(Dataset entries on figures)
* * * *

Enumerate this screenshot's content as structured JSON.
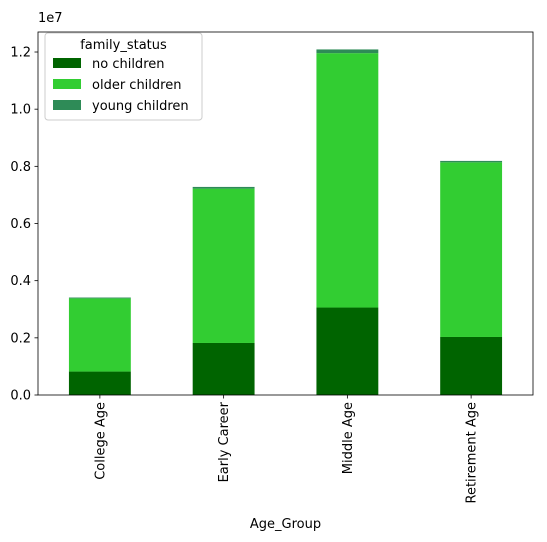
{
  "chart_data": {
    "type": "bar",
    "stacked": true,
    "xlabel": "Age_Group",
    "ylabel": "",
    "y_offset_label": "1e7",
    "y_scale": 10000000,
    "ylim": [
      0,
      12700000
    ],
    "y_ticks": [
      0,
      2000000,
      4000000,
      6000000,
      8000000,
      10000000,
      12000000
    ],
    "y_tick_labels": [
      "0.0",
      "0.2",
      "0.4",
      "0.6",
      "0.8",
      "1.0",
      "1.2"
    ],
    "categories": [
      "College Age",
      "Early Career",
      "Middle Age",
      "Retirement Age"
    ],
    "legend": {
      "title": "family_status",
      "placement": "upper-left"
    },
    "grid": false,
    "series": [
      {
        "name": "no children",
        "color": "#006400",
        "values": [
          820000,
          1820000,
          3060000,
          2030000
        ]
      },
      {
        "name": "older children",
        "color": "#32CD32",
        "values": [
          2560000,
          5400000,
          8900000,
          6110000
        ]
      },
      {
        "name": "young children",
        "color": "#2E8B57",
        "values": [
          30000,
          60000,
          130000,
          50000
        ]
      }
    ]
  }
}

* * * *

> _Exercise brief_:
Gather from the records above every line containing the string "children".

> _Result of the exercise_:
        "name": "no children",
        "name": "older children",
        "name": "young children",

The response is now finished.